= Work to be completed =
Copy all the material below, exactly as it stands.
>> Begin Listed records
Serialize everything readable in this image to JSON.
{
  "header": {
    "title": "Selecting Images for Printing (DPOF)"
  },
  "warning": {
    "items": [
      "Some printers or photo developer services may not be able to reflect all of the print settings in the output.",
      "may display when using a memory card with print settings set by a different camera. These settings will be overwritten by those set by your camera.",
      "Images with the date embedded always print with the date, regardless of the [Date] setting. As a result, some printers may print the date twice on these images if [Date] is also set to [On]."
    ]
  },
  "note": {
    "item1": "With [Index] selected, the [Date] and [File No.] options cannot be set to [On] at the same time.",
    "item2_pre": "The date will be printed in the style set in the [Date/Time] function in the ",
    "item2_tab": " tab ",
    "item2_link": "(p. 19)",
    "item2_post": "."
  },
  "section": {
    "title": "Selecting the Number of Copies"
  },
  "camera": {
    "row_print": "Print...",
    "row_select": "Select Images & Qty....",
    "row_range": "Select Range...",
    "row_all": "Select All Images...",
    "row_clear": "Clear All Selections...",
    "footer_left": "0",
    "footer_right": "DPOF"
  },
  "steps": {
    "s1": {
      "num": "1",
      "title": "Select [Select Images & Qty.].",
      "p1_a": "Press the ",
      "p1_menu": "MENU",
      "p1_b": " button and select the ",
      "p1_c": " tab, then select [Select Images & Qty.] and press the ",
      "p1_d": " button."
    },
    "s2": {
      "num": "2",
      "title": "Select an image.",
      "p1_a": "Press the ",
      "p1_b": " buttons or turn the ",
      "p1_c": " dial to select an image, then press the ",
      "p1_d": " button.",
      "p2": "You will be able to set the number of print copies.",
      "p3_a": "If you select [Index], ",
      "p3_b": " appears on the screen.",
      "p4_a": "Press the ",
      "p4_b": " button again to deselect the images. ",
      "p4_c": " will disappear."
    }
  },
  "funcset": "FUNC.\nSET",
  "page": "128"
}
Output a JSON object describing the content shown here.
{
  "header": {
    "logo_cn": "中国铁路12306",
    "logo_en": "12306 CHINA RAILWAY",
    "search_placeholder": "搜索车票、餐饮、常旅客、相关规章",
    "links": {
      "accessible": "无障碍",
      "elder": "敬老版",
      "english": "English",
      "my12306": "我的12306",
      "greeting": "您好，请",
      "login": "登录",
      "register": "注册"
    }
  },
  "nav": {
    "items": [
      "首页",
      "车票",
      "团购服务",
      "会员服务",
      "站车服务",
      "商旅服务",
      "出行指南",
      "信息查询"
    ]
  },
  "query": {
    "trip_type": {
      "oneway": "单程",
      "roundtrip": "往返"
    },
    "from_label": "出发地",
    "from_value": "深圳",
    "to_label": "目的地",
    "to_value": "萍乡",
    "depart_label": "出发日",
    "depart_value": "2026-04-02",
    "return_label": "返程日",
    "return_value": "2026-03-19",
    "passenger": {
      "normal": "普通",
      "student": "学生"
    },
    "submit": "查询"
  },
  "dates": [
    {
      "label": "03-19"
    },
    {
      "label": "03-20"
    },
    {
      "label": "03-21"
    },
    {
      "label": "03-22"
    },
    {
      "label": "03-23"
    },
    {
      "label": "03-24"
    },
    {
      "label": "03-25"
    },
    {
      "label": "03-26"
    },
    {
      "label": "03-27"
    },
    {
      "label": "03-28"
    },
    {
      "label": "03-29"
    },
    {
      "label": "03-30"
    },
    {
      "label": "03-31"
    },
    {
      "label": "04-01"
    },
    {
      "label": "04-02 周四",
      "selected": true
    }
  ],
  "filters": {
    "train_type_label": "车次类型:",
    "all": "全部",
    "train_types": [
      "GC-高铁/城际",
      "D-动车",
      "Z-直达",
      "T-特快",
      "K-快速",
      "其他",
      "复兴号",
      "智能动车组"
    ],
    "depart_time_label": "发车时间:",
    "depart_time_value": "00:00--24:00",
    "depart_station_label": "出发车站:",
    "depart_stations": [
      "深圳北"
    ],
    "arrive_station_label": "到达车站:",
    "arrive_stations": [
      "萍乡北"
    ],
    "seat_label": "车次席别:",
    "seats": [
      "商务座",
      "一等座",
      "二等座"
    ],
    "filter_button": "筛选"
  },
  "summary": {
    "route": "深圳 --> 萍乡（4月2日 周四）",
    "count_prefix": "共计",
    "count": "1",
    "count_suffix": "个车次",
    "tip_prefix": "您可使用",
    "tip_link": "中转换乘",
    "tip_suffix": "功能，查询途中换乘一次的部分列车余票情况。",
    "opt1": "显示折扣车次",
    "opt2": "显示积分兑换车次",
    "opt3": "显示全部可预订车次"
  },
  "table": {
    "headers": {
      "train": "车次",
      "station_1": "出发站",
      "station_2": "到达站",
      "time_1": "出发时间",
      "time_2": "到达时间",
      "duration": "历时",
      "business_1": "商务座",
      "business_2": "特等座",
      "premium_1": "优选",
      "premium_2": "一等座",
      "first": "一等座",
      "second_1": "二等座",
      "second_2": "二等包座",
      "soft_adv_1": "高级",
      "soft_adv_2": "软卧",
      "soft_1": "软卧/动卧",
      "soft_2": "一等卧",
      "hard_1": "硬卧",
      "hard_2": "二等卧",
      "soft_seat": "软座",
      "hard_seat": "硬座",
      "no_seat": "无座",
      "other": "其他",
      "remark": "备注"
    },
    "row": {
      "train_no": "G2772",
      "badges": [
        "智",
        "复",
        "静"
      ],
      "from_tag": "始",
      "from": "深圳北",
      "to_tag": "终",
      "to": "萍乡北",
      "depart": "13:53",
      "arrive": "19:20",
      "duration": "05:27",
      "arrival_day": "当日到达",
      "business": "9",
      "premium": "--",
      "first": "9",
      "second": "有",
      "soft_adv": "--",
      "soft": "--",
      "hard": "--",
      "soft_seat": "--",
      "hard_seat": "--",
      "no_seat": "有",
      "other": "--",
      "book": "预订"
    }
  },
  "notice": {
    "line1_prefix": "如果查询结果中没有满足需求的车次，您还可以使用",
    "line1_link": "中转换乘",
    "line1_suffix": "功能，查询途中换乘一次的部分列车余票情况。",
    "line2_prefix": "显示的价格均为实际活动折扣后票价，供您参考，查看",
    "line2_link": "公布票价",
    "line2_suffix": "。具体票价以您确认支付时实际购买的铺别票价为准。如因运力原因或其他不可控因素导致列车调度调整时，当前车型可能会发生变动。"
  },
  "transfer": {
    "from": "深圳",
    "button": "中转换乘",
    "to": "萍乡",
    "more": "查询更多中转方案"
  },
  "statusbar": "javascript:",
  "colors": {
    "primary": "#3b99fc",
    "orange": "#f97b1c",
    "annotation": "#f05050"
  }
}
>> End Listed records
= The response =
Serialize everything readable in this image to JSON.
{
  "header": {
    "title": "Selecting Images for Printing (DPOF)"
  },
  "warning": {
    "items": [
      "Some printers or photo developer services may not be able to reflect all of the print settings in the output.",
      "may display when using a memory card with print settings set by a different camera. These settings will be overwritten by those set by your camera.",
      "Images with the date embedded always print with the date, regardless of the [Date] setting. As a result, some printers may print the date twice on these images if [Date] is also set to [On]."
    ]
  },
  "note": {
    "item1": "With [Index] selected, the [Date] and [File No.] options cannot be set to [On] at the same time.",
    "item2_pre": "The date will be printed in the style set in the [Date/Time] function in the ",
    "item2_tab": " tab ",
    "item2_link": "(p. 19)",
    "item2_post": "."
  },
  "section": {
    "title": "Selecting the Number of Copies"
  },
  "camera": {
    "row_print": "Print...",
    "row_select": "Select Images & Qty....",
    "row_range": "Select Range...",
    "row_all": "Select All Images...",
    "row_clear": "Clear All Selections...",
    "footer_left": "0",
    "footer_right": "DPOF"
  },
  "steps": {
    "s1": {
      "num": "1",
      "title": "Select [Select Images & Qty.].",
      "p1_a": "Press the ",
      "p1_menu": "MENU",
      "p1_b": " button and select the ",
      "p1_c": " tab, then select [Select Images & Qty.] and press the ",
      "p1_d": " button."
    },
    "s2": {
      "num": "2",
      "title": "Select an image.",
      "p1_a": "Press the ",
      "p1_b": " buttons or turn the ",
      "p1_c": " dial to select an image, then press the ",
      "p1_d": " button.",
      "p2": "You will be able to set the number of print copies.",
      "p3_a": "If you select [Index], ",
      "p3_b": " appears on the screen.",
      "p4_a": "Press the ",
      "p4_b": " button again to deselect the images. ",
      "p4_c": " will disappear."
    }
  },
  "funcset": "FUNC.\nSET",
  "page": "128"
}
Output a JSON object describing the content shown here.
{
  "header": {
    "logo_cn": "中国铁路12306",
    "logo_en": "12306 CHINA RAILWAY",
    "search_placeholder": "搜索车票、餐饮、常旅客、相关规章",
    "links": {
      "accessible": "无障碍",
      "elder": "敬老版",
      "english": "English",
      "my12306": "我的12306",
      "greeting": "您好，请",
      "login": "登录",
      "register": "注册"
    }
  },
  "nav": {
    "items": [
      "首页",
      "车票",
      "团购服务",
      "会员服务",
      "站车服务",
      "商旅服务",
      "出行指南",
      "信息查询"
    ]
  },
  "query": {
    "trip_type": {
      "oneway": "单程",
      "roundtrip": "往返"
    },
    "from_label": "出发地",
    "from_value": "深圳",
    "to_label": "目的地",
    "to_value": "萍乡",
    "depart_label": "出发日",
    "depart_value": "2026-04-02",
    "return_label": "返程日",
    "return_value": "2026-03-19",
    "passenger": {
      "normal": "普通",
      "student": "学生"
    },
    "submit": "查询"
  },
  "dates": [
    {
      "label": "03-19"
    },
    {
      "label": "03-20"
    },
    {
      "label": "03-21"
    },
    {
      "label": "03-22"
    },
    {
      "label": "03-23"
    },
    {
      "label": "03-24"
    },
    {
      "label": "03-25"
    },
    {
      "label": "03-26"
    },
    {
      "label": "03-27"
    },
    {
      "label": "03-28"
    },
    {
      "label": "03-29"
    },
    {
      "label": "03-30"
    },
    {
      "label": "03-31"
    },
    {
      "label": "04-01"
    },
    {
      "label": "04-02 周四",
      "selected": true
    }
  ],
  "filters": {
    "train_type_label": "车次类型:",
    "all": "全部",
    "train_types": [
      "GC-高铁/城际",
      "D-动车",
      "Z-直达",
      "T-特快",
      "K-快速",
      "其他",
      "复兴号",
      "智能动车组"
    ],
    "depart_time_label": "发车时间:",
    "depart_time_value": "00:00--24:00",
    "depart_station_label": "出发车站:",
    "depart_stations": [
      "深圳北"
    ],
    "arrive_station_label": "到达车站:",
    "arrive_stations": [
      "萍乡北"
    ],
    "seat_label": "车次席别:",
    "seats": [
      "商务座",
      "一等座",
      "二等座"
    ],
    "filter_button": "筛选"
  },
  "summary": {
    "route": "深圳 --> 萍乡（4月2日 周四）",
    "count_prefix": "共计",
    "count": "1",
    "count_suffix": "个车次",
    "tip_prefix": "您可使用",
    "tip_link": "中转换乘",
    "tip_suffix": "功能，查询途中换乘一次的部分列车余票情况。",
    "opt1": "显示折扣车次",
    "opt2": "显示积分兑换车次",
    "opt3": "显示全部可预订车次"
  },
  "table": {
    "headers": {
      "train": "车次",
      "station_1": "出发站",
      "station_2": "到达站",
      "time_1": "出发时间",
      "time_2": "到达时间",
      "duration": "历时",
      "business_1": "商务座",
      "business_2": "特等座",
      "premium_1": "优选",
      "premium_2": "一等座",
      "first": "一等座",
      "second_1": "二等座",
      "second_2": "二等包座",
      "soft_adv_1": "高级",
      "soft_adv_2": "软卧",
      "soft_1": "软卧/动卧",
      "soft_2": "一等卧",
      "hard_1": "硬卧",
      "hard_2": "二等卧",
      "soft_seat": "软座",
      "hard_seat": "硬座",
      "no_seat": "无座",
      "other": "其他",
      "remark": "备注"
    },
    "row": {
      "train_no": "G2772",
      "badges": [
        "智",
        "复",
        "静"
      ],
      "from_tag": "始",
      "from": "深圳北",
      "to_tag": "终",
      "to": "萍乡北",
      "depart": "13:53",
      "arrive": "19:20",
      "duration": "05:27",
      "arrival_day": "当日到达",
      "business": "9",
      "premium": "--",
      "first": "9",
      "second": "有",
      "soft_adv": "--",
      "soft": "--",
      "hard": "--",
      "soft_seat": "--",
      "hard_seat": "--",
      "no_seat": "有",
      "other": "--",
      "book": "预订"
    }
  },
  "notice": {
    "line1_prefix": "如果查询结果中没有满足需求的车次，您还可以使用",
    "line1_link": "中转换乘",
    "line1_suffix": "功能，查询途中换乘一次的部分列车余票情况。",
    "line2_prefix": "显示的价格均为实际活动折扣后票价，供您参考，查看",
    "line2_link": "公布票价",
    "line2_suffix": "。具体票价以您确认支付时实际购买的铺别票价为准。如因运力原因或其他不可控因素导致列车调度调整时，当前车型可能会发生变动。"
  },
  "transfer": {
    "from": "深圳",
    "button": "中转换乘",
    "to": "萍乡",
    "more": "查询更多中转方案"
  },
  "statusbar": "javascript:",
  "colors": {
    "primary": "#3b99fc",
    "orange": "#f97b1c",
    "annotation": "#f05050"
  }
}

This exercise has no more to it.